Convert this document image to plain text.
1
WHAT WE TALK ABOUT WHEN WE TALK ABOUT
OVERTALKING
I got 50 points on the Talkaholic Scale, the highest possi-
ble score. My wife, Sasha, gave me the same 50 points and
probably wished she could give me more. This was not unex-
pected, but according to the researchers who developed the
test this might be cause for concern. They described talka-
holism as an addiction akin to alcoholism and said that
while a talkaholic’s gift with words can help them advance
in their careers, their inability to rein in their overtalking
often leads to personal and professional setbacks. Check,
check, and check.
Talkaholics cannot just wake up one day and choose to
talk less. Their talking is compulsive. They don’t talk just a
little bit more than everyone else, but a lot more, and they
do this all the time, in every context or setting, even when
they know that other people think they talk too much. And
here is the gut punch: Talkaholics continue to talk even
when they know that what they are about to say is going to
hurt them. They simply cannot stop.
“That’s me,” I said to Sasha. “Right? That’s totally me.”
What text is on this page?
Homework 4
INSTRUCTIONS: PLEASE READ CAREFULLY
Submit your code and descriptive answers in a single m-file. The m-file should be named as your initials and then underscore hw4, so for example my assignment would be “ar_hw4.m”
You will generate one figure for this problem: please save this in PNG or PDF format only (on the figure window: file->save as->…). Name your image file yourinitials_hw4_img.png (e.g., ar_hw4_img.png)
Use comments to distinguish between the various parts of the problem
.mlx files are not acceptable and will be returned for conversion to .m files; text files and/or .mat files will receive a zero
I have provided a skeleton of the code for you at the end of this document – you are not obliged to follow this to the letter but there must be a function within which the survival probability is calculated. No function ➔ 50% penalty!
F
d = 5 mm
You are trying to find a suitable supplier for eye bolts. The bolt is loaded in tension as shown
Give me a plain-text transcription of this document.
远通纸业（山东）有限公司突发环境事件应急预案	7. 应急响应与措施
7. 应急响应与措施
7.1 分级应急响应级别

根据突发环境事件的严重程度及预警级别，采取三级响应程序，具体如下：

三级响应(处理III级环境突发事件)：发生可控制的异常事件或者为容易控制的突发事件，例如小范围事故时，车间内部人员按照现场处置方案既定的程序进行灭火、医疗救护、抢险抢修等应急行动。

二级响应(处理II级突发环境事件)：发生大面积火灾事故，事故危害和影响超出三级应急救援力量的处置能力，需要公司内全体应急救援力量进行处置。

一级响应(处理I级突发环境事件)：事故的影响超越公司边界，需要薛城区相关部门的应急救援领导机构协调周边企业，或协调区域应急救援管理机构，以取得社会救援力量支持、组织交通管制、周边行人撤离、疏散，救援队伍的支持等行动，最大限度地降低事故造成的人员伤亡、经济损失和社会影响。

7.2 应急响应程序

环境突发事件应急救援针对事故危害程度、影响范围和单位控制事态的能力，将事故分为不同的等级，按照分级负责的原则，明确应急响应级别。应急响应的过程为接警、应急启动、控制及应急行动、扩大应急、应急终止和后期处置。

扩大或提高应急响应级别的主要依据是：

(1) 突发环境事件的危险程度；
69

## [REQUIRED WORK]
Looking at the entries above, say how many lines contain the word "said". Only the number is wanted.

## [FULL ANSWER]
2